* [REQUIRED TASK] Transcribe each entry below exactly. Pictures do not go in the copy.

* [INPUT FOR THIS TASK]
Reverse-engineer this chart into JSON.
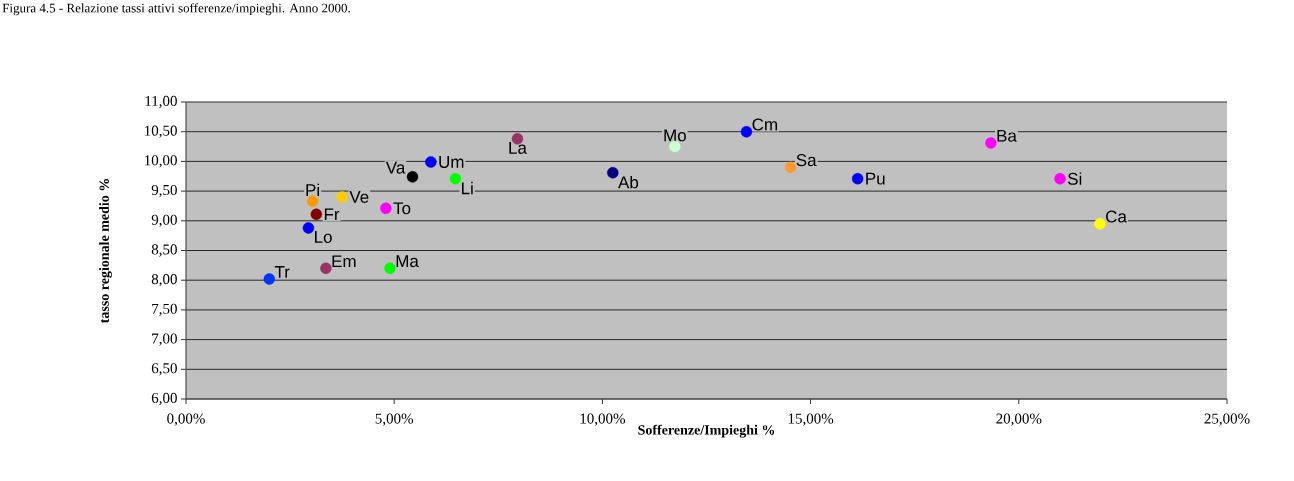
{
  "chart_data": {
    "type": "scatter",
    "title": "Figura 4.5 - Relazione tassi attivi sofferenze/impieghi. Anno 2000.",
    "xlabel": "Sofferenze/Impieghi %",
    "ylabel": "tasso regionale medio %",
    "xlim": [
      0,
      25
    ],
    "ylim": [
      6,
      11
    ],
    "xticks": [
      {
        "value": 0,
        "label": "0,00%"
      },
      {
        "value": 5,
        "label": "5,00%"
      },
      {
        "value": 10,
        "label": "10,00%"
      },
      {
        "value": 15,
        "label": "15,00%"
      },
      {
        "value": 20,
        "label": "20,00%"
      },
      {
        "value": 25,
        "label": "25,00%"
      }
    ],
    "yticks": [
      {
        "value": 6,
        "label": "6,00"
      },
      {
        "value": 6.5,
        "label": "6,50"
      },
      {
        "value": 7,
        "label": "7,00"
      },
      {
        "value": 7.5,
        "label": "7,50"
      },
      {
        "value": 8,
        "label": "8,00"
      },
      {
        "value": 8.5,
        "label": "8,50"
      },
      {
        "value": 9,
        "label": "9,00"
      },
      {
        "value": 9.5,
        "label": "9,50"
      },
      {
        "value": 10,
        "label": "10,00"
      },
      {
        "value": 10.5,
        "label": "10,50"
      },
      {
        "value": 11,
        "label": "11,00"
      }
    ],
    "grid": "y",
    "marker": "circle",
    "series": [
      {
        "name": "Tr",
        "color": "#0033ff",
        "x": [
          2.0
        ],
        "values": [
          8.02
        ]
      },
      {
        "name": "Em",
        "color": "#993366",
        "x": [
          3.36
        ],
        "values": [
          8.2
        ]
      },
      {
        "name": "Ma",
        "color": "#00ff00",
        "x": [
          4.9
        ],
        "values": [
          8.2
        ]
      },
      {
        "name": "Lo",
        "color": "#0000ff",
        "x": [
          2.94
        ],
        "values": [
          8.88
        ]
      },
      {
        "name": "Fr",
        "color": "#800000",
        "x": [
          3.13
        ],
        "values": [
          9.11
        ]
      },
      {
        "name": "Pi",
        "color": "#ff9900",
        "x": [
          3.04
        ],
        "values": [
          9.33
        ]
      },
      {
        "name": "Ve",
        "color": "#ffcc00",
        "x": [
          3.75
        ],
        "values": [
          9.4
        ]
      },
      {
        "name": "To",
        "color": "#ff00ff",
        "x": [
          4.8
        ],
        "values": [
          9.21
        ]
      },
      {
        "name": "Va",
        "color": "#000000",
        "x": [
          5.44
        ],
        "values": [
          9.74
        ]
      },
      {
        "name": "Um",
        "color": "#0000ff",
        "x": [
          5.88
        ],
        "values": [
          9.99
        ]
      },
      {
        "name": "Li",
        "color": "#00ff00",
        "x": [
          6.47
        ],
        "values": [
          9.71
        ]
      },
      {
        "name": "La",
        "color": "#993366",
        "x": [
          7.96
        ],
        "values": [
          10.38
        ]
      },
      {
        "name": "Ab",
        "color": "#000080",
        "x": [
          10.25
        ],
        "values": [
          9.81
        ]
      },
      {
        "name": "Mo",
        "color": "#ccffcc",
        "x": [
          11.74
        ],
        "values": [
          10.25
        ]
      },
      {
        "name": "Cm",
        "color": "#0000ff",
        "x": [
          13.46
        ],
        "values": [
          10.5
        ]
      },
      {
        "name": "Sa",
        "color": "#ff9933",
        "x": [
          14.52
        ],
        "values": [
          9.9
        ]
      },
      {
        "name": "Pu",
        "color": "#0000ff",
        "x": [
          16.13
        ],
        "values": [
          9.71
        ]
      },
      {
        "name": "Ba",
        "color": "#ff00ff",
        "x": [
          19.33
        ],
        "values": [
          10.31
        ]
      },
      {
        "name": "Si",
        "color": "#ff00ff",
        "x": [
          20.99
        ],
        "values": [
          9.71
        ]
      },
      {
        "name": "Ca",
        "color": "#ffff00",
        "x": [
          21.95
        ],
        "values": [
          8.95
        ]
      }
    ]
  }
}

* [SOLUTION TO THE PROBLEM]
Reverse-engineer this chart into JSON.
{
  "chart_data": {
    "type": "scatter",
    "title": "Figura 4.5 - Relazione tassi attivi sofferenze/impieghi. Anno 2000.",
    "xlabel": "Sofferenze/Impieghi %",
    "ylabel": "tasso regionale medio %",
    "xlim": [
      0,
      25
    ],
    "ylim": [
      6,
      11
    ],
    "xticks": [
      {
        "value": 0,
        "label": "0,00%"
      },
      {
        "value": 5,
        "label": "5,00%"
      },
      {
        "value": 10,
        "label": "10,00%"
      },
      {
        "value": 15,
        "label": "15,00%"
      },
      {
        "value": 20,
        "label": "20,00%"
      },
      {
        "value": 25,
        "label": "25,00%"
      }
    ],
    "yticks": [
      {
        "value": 6,
        "label": "6,00"
      },
      {
        "value": 6.5,
        "label": "6,50"
      },
      {
        "value": 7,
        "label": "7,00"
      },
      {
        "value": 7.5,
        "label": "7,50"
      },
      {
        "value": 8,
        "label": "8,00"
      },
      {
        "value": 8.5,
        "label": "8,50"
      },
      {
        "value": 9,
        "label": "9,00"
      },
      {
        "value": 9.5,
        "label": "9,50"
      },
      {
        "value": 10,
        "label": "10,00"
      },
      {
        "value": 10.5,
        "label": "10,50"
      },
      {
        "value": 11,
        "label": "11,00"
      }
    ],
    "grid": "y",
    "marker": "circle",
    "series": [
      {
        "name": "Tr",
        "color": "#0033ff",
        "x": [
          2.0
        ],
        "values": [
          8.02
        ]
      },
      {
        "name": "Em",
        "color": "#993366",
        "x": [
          3.36
        ],
        "values": [
          8.2
        ]
      },
      {
        "name": "Ma",
        "color": "#00ff00",
        "x": [
          4.9
        ],
        "values": [
          8.2
        ]
      },
      {
        "name": "Lo",
        "color": "#0000ff",
        "x": [
          2.94
        ],
        "values": [
          8.88
        ]
      },
      {
        "name": "Fr",
        "color": "#800000",
        "x": [
          3.13
        ],
        "values": [
          9.11
        ]
      },
      {
        "name": "Pi",
        "color": "#ff9900",
        "x": [
          3.04
        ],
        "values": [
          9.33
        ]
      },
      {
        "name": "Ve",
        "color": "#ffcc00",
        "x": [
          3.75
        ],
        "values": [
          9.4
        ]
      },
      {
        "name": "To",
        "color": "#ff00ff",
        "x": [
          4.8
        ],
        "values": [
          9.21
        ]
      },
      {
        "name": "Va",
        "color": "#000000",
        "x": [
          5.44
        ],
        "values": [
          9.74
        ]
      },
      {
        "name": "Um",
        "color": "#0000ff",
        "x": [
          5.88
        ],
        "values": [
          9.99
        ]
      },
      {
        "name": "Li",
        "color": "#00ff00",
        "x": [
          6.47
        ],
        "values": [
          9.71
        ]
      },
      {
        "name": "La",
        "color": "#993366",
        "x": [
          7.96
        ],
        "values": [
          10.38
        ]
      },
      {
        "name": "Ab",
        "color": "#000080",
        "x": [
          10.25
        ],
        "values": [
          9.81
        ]
      },
      {
        "name": "Mo",
        "color": "#ccffcc",
        "x": [
          11.74
        ],
        "values": [
          10.25
        ]
      },
      {
        "name": "Cm",
        "color": "#0000ff",
        "x": [
          13.46
        ],
        "values": [
          10.5
        ]
      },
      {
        "name": "Sa",
        "color": "#ff9933",
        "x": [
          14.52
        ],
        "values": [
          9.9
        ]
      },
      {
        "name": "Pu",
        "color": "#0000ff",
        "x": [
          16.13
        ],
        "values": [
          9.71
        ]
      },
      {
        "name": "Ba",
        "color": "#ff00ff",
        "x": [
          19.33
        ],
        "values": [
          10.31
        ]
      },
      {
        "name": "Si",
        "color": "#ff00ff",
        "x": [
          20.99
        ],
        "values": [
          9.71
        ]
      },
      {
        "name": "Ca",
        "color": "#ffff00",
        "x": [
          21.95
        ],
        "values": [
          8.95
        ]
      }
    ]
  }
}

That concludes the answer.